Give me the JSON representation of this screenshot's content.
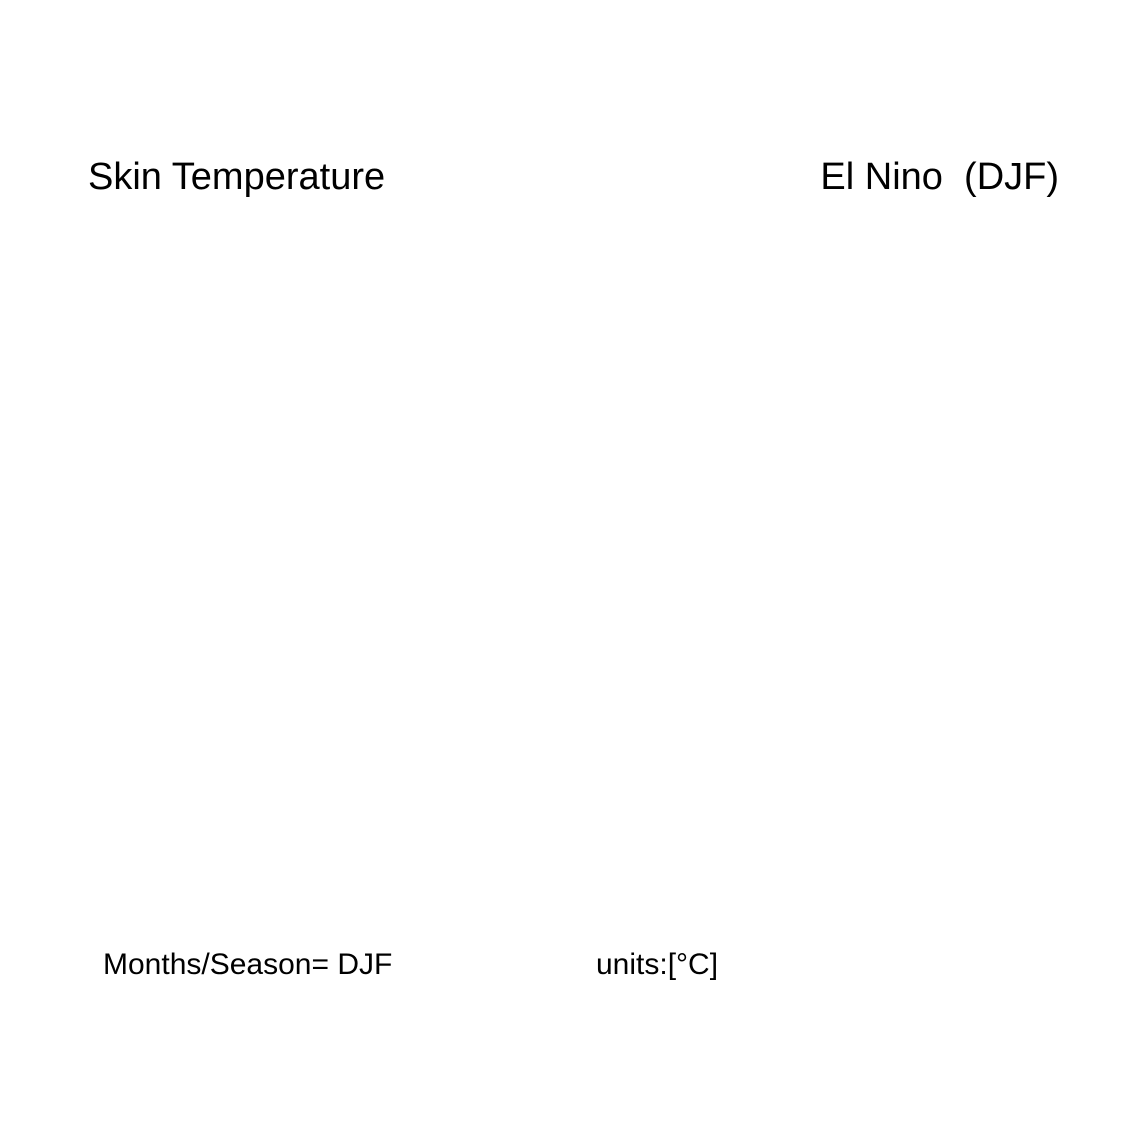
{
  "figure": {
    "variable_title": "Skin Temperature",
    "condition_title": "El Nino  (DJF)",
    "season_label": "Months/Season= DJF",
    "units_label": "units:[°C]"
  }
}
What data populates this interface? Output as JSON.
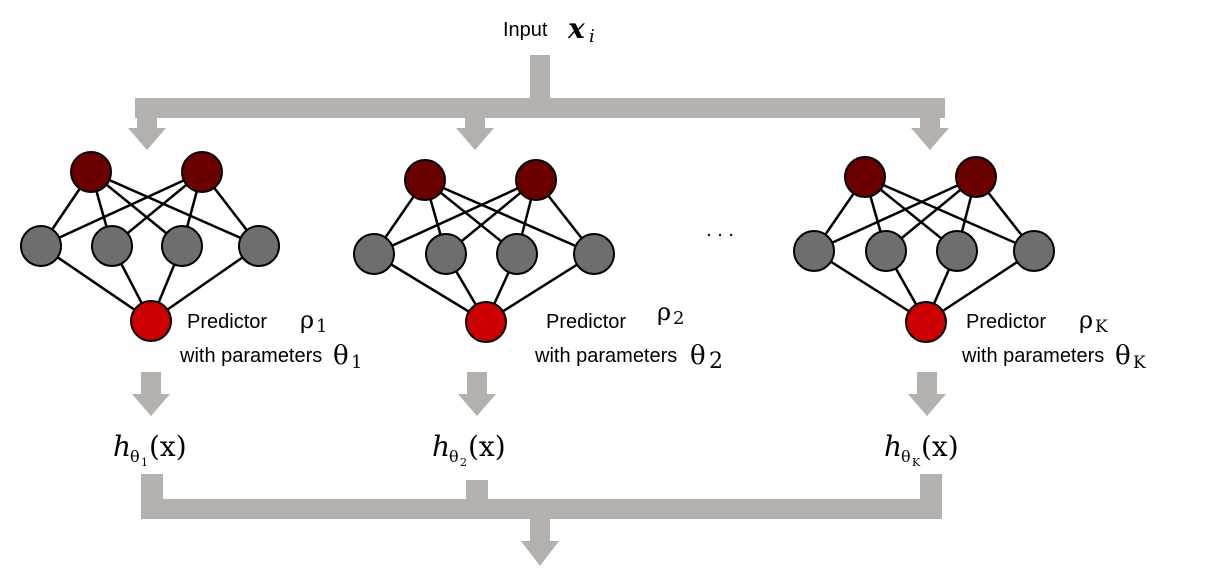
{
  "input": {
    "label": "Input",
    "var": "x",
    "sub": "i"
  },
  "ellipsis": ". . .",
  "predictors": [
    {
      "predictor_label": "Predictor",
      "rho_sym": "ρ",
      "rho_sub": "1",
      "params_label": "with parameters",
      "theta_sym": "θ",
      "theta_sub": "1",
      "h_sym": "h",
      "h_sub_theta": "θ",
      "h_sub_sub": "1",
      "h_arg": "(x)"
    },
    {
      "predictor_label": "Predictor",
      "rho_sym": "ρ",
      "rho_sub": "2",
      "params_label": "with parameters",
      "theta_sym": "θ",
      "theta_sub": "2",
      "h_sym": "h",
      "h_sub_theta": "θ",
      "h_sub_sub": "2",
      "h_arg": "(x)"
    },
    {
      "predictor_label": "Predictor",
      "rho_sym": "ρ",
      "rho_sub": "K",
      "params_label": "with parameters",
      "theta_sym": "θ",
      "theta_sub": "K",
      "h_sym": "h",
      "h_sub_theta": "θ",
      "h_sub_sub": "K",
      "h_arg": "(x)"
    }
  ],
  "colors": {
    "arrow": "#b3b0ad",
    "top_node": "#6b0000",
    "hidden_node": "#6e6e6e",
    "output_node": "#cc0000",
    "edge": "#000000"
  }
}
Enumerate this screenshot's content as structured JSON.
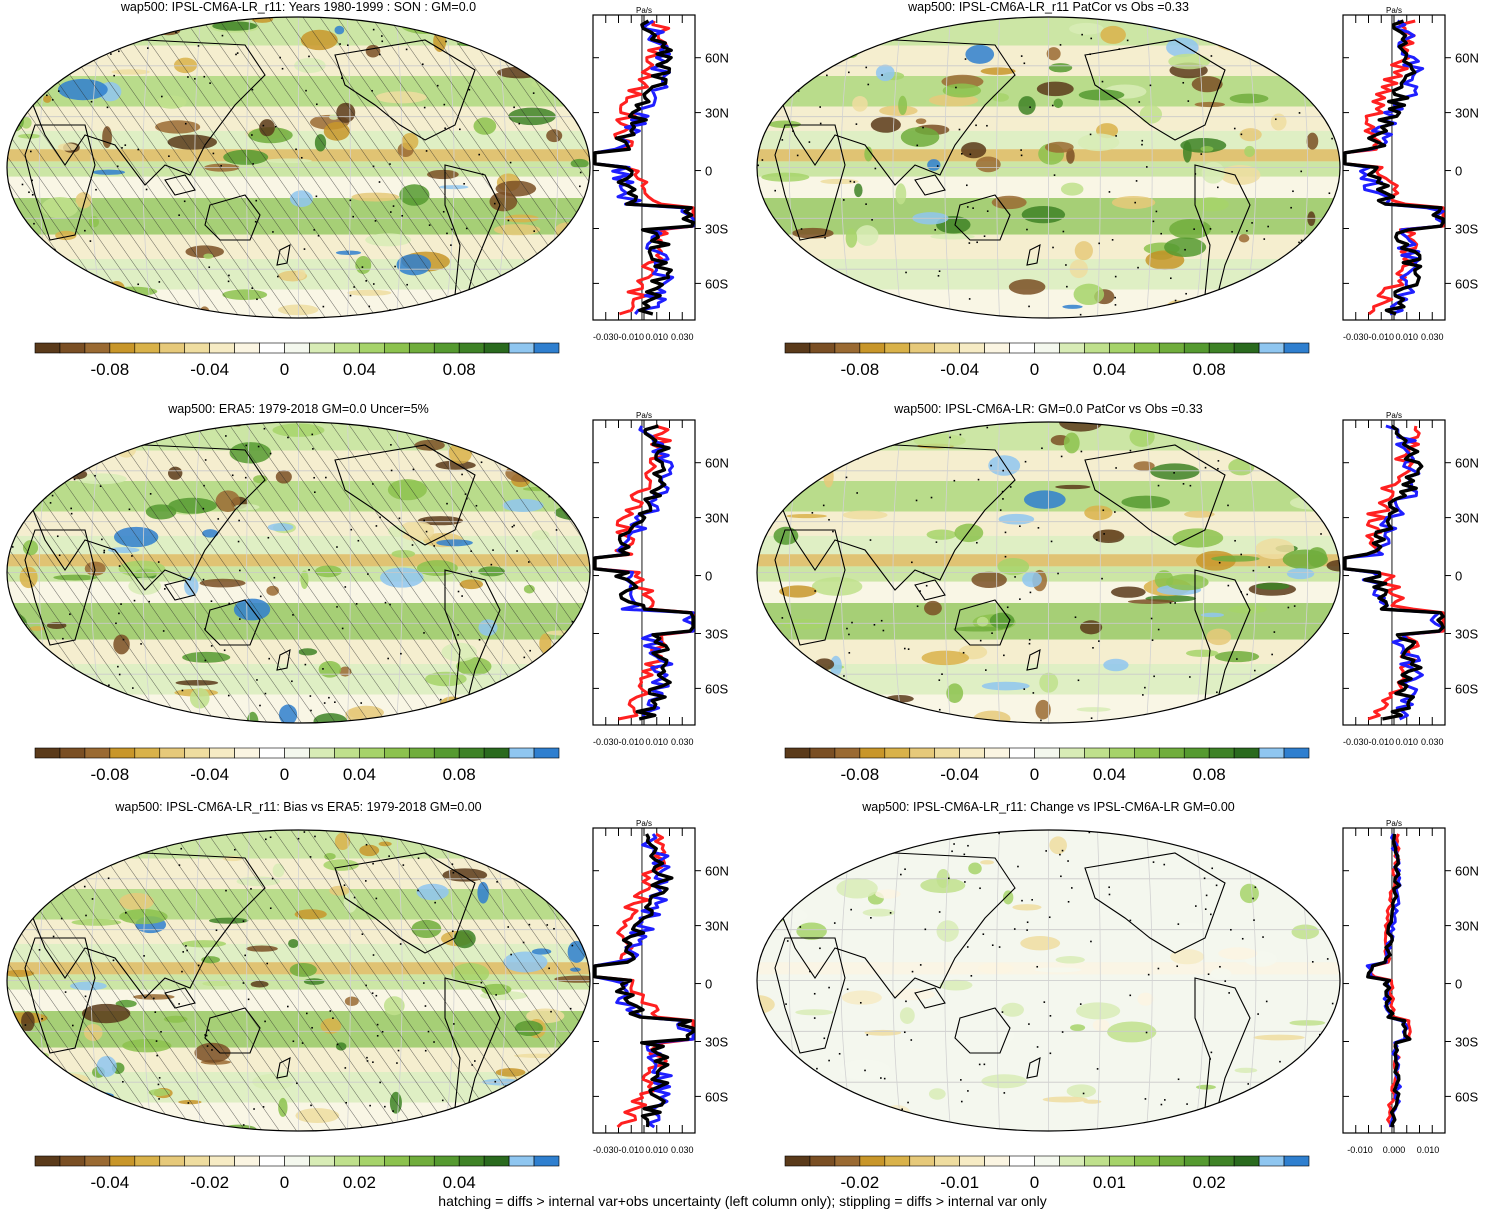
{
  "palette": [
    "#5a3a1a",
    "#7a4f24",
    "#9a6a32",
    "#c8962a",
    "#d9b24a",
    "#e6c97a",
    "#efdda0",
    "#f6ebc4",
    "#fbf5e2",
    "#ffffff",
    "#f4f8ee",
    "#d8ecb6",
    "#bfe08c",
    "#a6d36a",
    "#8cc24e",
    "#70ad3c",
    "#559a30",
    "#3e8226",
    "#2a6a1e",
    "#8fc6f0",
    "#2f7fcf"
  ],
  "line_colors": {
    "model": "#000000",
    "obs": "#1f1fff",
    "diff": "#ff2020"
  },
  "profile_lat_ticks": [
    "60N",
    "30N",
    "0",
    "30S",
    "60S"
  ],
  "profile_unit": "Pa/s",
  "panels": [
    {
      "title": "wap500: IPSL-CM6A-LR_r11: Years 1980-1999 : SON : GM=0.0",
      "colorbar_labels": [
        "-0.08",
        "-0.04",
        "0",
        "0.04",
        "0.08"
      ],
      "profile_ticks": [
        "-0.030",
        "-0.010",
        "0.010",
        "0.030"
      ],
      "hatch": true
    },
    {
      "title": "wap500: IPSL-CM6A-LR_r11 PatCor vs Obs =0.33",
      "colorbar_labels": [
        "-0.08",
        "-0.04",
        "0",
        "0.04",
        "0.08"
      ],
      "profile_ticks": [
        "-0.030",
        "-0.010",
        "0.010",
        "0.030"
      ],
      "hatch": false
    },
    {
      "title": "wap500: ERA5: 1979-2018 GM=0.0 Uncer=5%",
      "colorbar_labels": [
        "-0.08",
        "-0.04",
        "0",
        "0.04",
        "0.08"
      ],
      "profile_ticks": [
        "-0.030",
        "-0.010",
        "0.010",
        "0.030"
      ],
      "hatch": true
    },
    {
      "title": "wap500: IPSL-CM6A-LR: GM=0.0 PatCor vs Obs =0.33",
      "colorbar_labels": [
        "-0.08",
        "-0.04",
        "0",
        "0.04",
        "0.08"
      ],
      "profile_ticks": [
        "-0.030",
        "-0.010",
        "0.010",
        "0.030"
      ],
      "hatch": false
    },
    {
      "title": "wap500: IPSL-CM6A-LR_r11: Bias vs ERA5: 1979-2018  GM=0.00",
      "colorbar_labels": [
        "-0.04",
        "-0.02",
        "0",
        "0.02",
        "0.04"
      ],
      "profile_ticks": [
        "-0.030",
        "-0.010",
        "0.010",
        "0.030"
      ],
      "hatch": true
    },
    {
      "title": "wap500: IPSL-CM6A-LR_r11: Change vs IPSL-CM6A-LR GM=0.00",
      "colorbar_labels": [
        "-0.02",
        "-0.01",
        "0",
        "0.01",
        "0.02"
      ],
      "profile_ticks": [
        "-0.010",
        "0.000",
        "0.010"
      ],
      "hatch": false
    }
  ],
  "footer": "hatching = diffs > internal var+obs uncertainty (left column only); stippling = diffs > internal var only"
}
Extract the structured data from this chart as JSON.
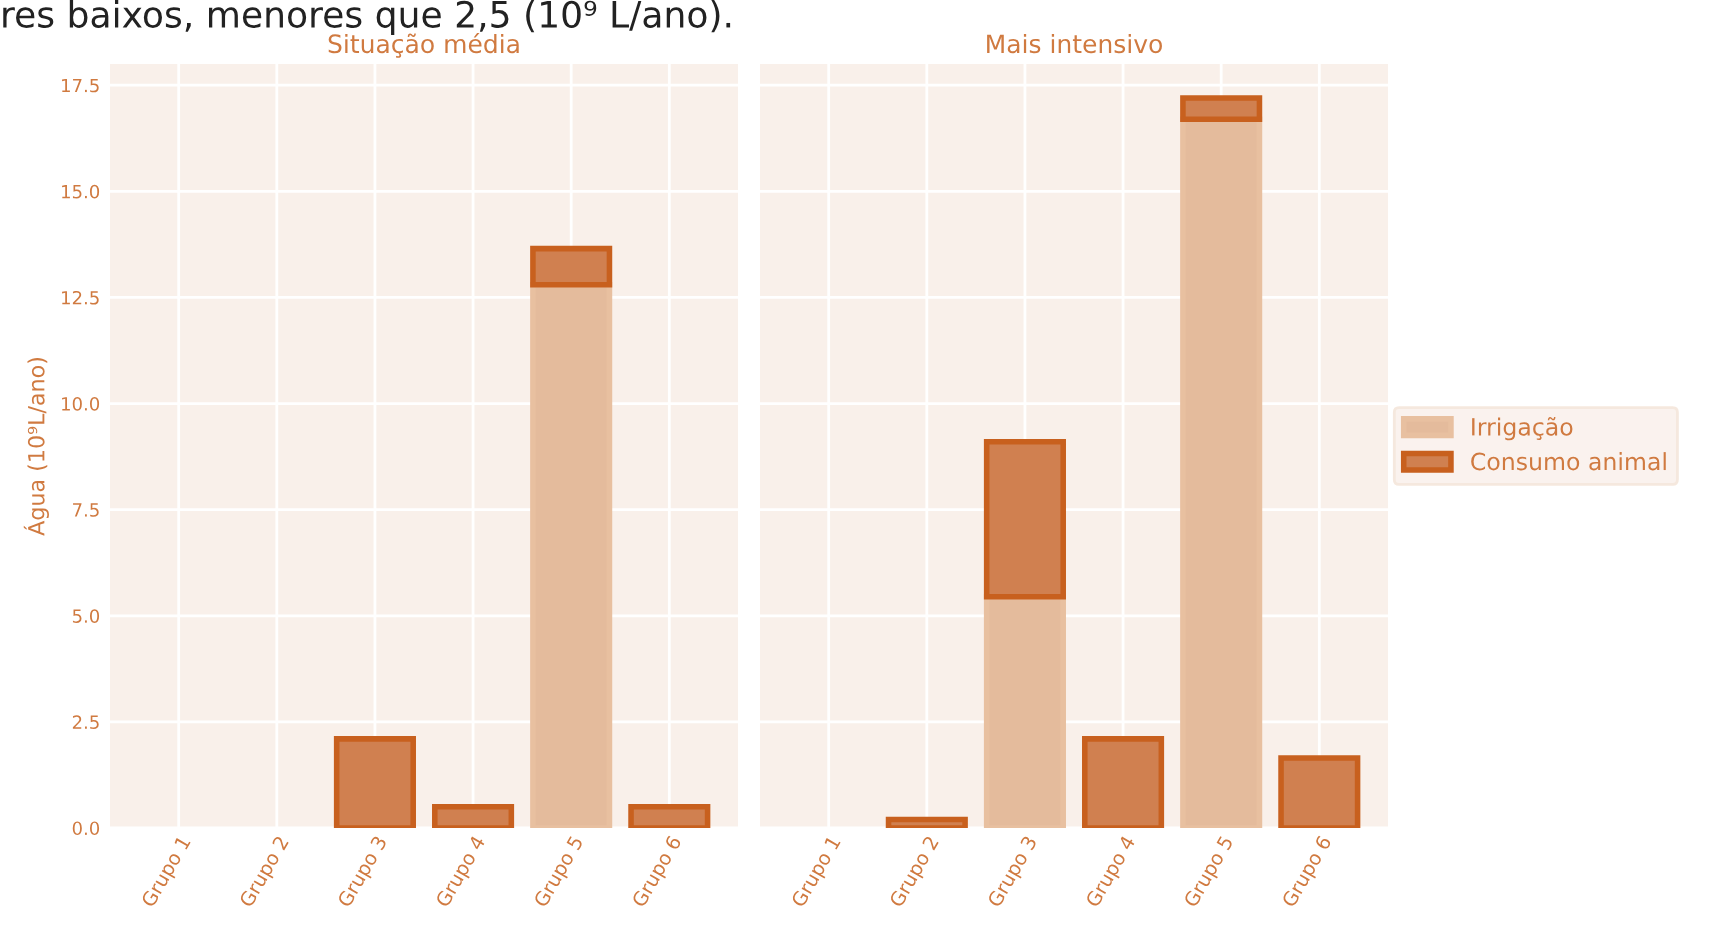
{
  "chart_data": [
    {
      "type": "bar",
      "title": "Situação média",
      "ylabel": "Água (10⁹L/ano)",
      "annotations": [
        "res baixos, menores que 2,5 (10⁹ L/ano)."
      ],
      "categories": [
        "Grupo 1",
        "Grupo 2",
        "Grupo 3",
        "Grupo 4",
        "Grupo 5",
        "Grupo 6"
      ],
      "stacked": true,
      "series": [
        {
          "color": "#e4bb9c",
          "values": [
            null,
            null,
            null,
            null,
            12.8,
            null
          ]
        },
        {
          "color": "#d08050",
          "values": [
            null,
            null,
            2.1,
            0.5,
            0.85,
            0.5
          ]
        }
      ],
      "ylim": [
        0,
        18
      ],
      "yticks": [
        {
          "value": 0,
          "label": "0.0"
        },
        2.5,
        {
          "value": 5,
          "label": "5.0"
        },
        7.5,
        {
          "value": 10,
          "label": "10.0"
        },
        12.5,
        {
          "value": 15,
          "label": "15.0"
        },
        17.5
      ],
      "grid": true
    },
    {
      "type": "bar",
      "title": "Mais intensivo",
      "categories": [
        "Grupo 1",
        "Grupo 2",
        "Grupo 3",
        "Grupo 4",
        "Grupo 5",
        "Grupo 6"
      ],
      "stacked": true,
      "series": [
        {
          "name": "Irrigação",
          "color": "#e4bb9c",
          "values": [
            null,
            null,
            5.45,
            null,
            16.7,
            null
          ]
        },
        {
          "name": "Consumo animal",
          "color": "#d08050",
          "values": [
            null,
            0.2,
            3.65,
            2.1,
            0.5,
            1.65
          ]
        }
      ],
      "ylim": [
        0,
        18
      ],
      "yticks": [
        0,
        2.5,
        5,
        7.5,
        10,
        12.5,
        15,
        17.5
      ],
      "tick_labels": "x",
      "grid": true,
      "legend": "right"
    }
  ]
}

★ ★ ★ ★ ★ ★ ★

Your instructions: Omit every image. Quote each record exactly.

Expected answer:
Give me the JSON representation of this screenshot's content.
{
  "figure": {
    "variable_title": "Skin Temperature",
    "condition_title": "El Nino  (DJF)",
    "season_label": "Months/Season= DJF",
    "units_label": "units:[°C]"
  }
}
What data populates this interface? Output as JSON.
{
  "input": {
    "label": "Input",
    "var": "x",
    "sub": "i"
  },
  "ellipsis": ". . .",
  "predictors": [
    {
      "predictor_label": "Predictor",
      "rho_sym": "ρ",
      "rho_sub": "1",
      "params_label": "with parameters",
      "theta_sym": "θ",
      "theta_sub": "1",
      "h_sym": "h",
      "h_sub_theta": "θ",
      "h_sub_sub": "1",
      "h_arg": "(x)"
    },
    {
      "predictor_label": "Predictor",
      "rho_sym": "ρ",
      "rho_sub": "2",
      "params_label": "with parameters",
      "theta_sym": "θ",
      "theta_sub": "2",
      "h_sym": "h",
      "h_sub_theta": "θ",
      "h_sub_sub": "2",
      "h_arg": "(x)"
    },
    {
      "predictor_label": "Predictor",
      "rho_sym": "ρ",
      "rho_sub": "K",
      "params_label": "with parameters",
      "theta_sym": "θ",
      "theta_sub": "K",
      "h_sym": "h",
      "h_sub_theta": "θ",
      "h_sub_sub": "K",
      "h_arg": "(x)"
    }
  ],
  "colors": {
    "arrow": "#b3b0ad",
    "top_node": "#6b0000",
    "hidden_node": "#6e6e6e",
    "output_node": "#cc0000",
    "edge": "#000000"
  }
}
Enumerate this screenshot's content as structured JSON.
{
  "palette": [
    "#5a3a1a",
    "#7a4f24",
    "#9a6a32",
    "#c8962a",
    "#d9b24a",
    "#e6c97a",
    "#efdda0",
    "#f6ebc4",
    "#fbf5e2",
    "#ffffff",
    "#f4f8ee",
    "#d8ecb6",
    "#bfe08c",
    "#a6d36a",
    "#8cc24e",
    "#70ad3c",
    "#559a30",
    "#3e8226",
    "#2a6a1e",
    "#8fc6f0",
    "#2f7fcf"
  ],
  "line_colors": {
    "model": "#000000",
    "obs": "#1f1fff",
    "diff": "#ff2020"
  },
  "profile_lat_ticks": [
    "60N",
    "30N",
    "0",
    "30S",
    "60S"
  ],
  "profile_unit": "Pa/s",
  "panels": [
    {
      "title": "wap500: IPSL-CM6A-LR_r11: Years 1980-1999 : SON : GM=0.0",
      "colorbar_labels": [
        "-0.08",
        "-0.04",
        "0",
        "0.04",
        "0.08"
      ],
      "profile_ticks": [
        "-0.030",
        "-0.010",
        "0.010",
        "0.030"
      ],
      "hatch": true
    },
    {
      "title": "wap500: IPSL-CM6A-LR_r11 PatCor vs Obs =0.33",
      "colorbar_labels": [
        "-0.08",
        "-0.04",
        "0",
        "0.04",
        "0.08"
      ],
      "profile_ticks": [
        "-0.030",
        "-0.010",
        "0.010",
        "0.030"
      ],
      "hatch": false
    },
    {
      "title": "wap500: ERA5: 1979-2018 GM=0.0 Uncer=5%",
      "colorbar_labels": [
        "-0.08",
        "-0.04",
        "0",
        "0.04",
        "0.08"
      ],
      "profile_ticks": [
        "-0.030",
        "-0.010",
        "0.010",
        "0.030"
      ],
      "hatch": true
    },
    {
      "title": "wap500: IPSL-CM6A-LR: GM=0.0 PatCor vs Obs =0.33",
      "colorbar_labels": [
        "-0.08",
        "-0.04",
        "0",
        "0.04",
        "0.08"
      ],
      "profile_ticks": [
        "-0.030",
        "-0.010",
        "0.010",
        "0.030"
      ],
      "hatch": false
    },
    {
      "title": "wap500: IPSL-CM6A-LR_r11: Bias vs ERA5: 1979-2018  GM=0.00",
      "colorbar_labels": [
        "-0.04",
        "-0.02",
        "0",
        "0.02",
        "0.04"
      ],
      "profile_ticks": [
        "-0.030",
        "-0.010",
        "0.010",
        "0.030"
      ],
      "hatch": true
    },
    {
      "title": "wap500: IPSL-CM6A-LR_r11: Change vs IPSL-CM6A-LR GM=0.00",
      "colorbar_labels": [
        "-0.02",
        "-0.01",
        "0",
        "0.01",
        "0.02"
      ],
      "profile_ticks": [
        "-0.010",
        "0.000",
        "0.010"
      ],
      "hatch": false
    }
  ],
  "footer": "hatching = diffs > internal var+obs uncertainty (left column only); stippling = diffs > internal var only"
}
Extract the structured data from this chart as JSON.
{
  "chart_data": [
    {
      "type": "bar",
      "title": "Situação média",
      "ylabel": "Água (10⁹L/ano)",
      "annotations": [
        "res baixos, menores que 2,5 (10⁹ L/ano)."
      ],
      "categories": [
        "Grupo 1",
        "Grupo 2",
        "Grupo 3",
        "Grupo 4",
        "Grupo 5",
        "Grupo 6"
      ],
      "stacked": true,
      "series": [
        {
          "color": "#e4bb9c",
          "values": [
            null,
            null,
            null,
            null,
            12.8,
            null
          ]
        },
        {
          "color": "#d08050",
          "values": [
            null,
            null,
            2.1,
            0.5,
            0.85,
            0.5
          ]
        }
      ],
      "ylim": [
        0,
        18
      ],
      "yticks": [
        {
          "value": 0,
          "label": "0.0"
        },
        2.5,
        {
          "value": 5,
          "label": "5.0"
        },
        7.5,
        {
          "value": 10,
          "label": "10.0"
        },
        12.5,
        {
          "value": 15,
          "label": "15.0"
        },
        17.5
      ],
      "grid": true
    },
    {
      "type": "bar",
      "title": "Mais intensivo",
      "categories": [
        "Grupo 1",
        "Grupo 2",
        "Grupo 3",
        "Grupo 4",
        "Grupo 5",
        "Grupo 6"
      ],
      "stacked": true,
      "series": [
        {
          "name": "Irrigação",
          "color": "#e4bb9c",
          "values": [
            null,
            null,
            5.45,
            null,
            16.7,
            null
          ]
        },
        {
          "name": "Consumo animal",
          "color": "#d08050",
          "values": [
            null,
            0.2,
            3.65,
            2.1,
            0.5,
            1.65
          ]
        }
      ],
      "ylim": [
        0,
        18
      ],
      "yticks": [
        0,
        2.5,
        5,
        7.5,
        10,
        12.5,
        15,
        17.5
      ],
      "tick_labels": "x",
      "grid": true,
      "legend": "right"
    }
  ]
}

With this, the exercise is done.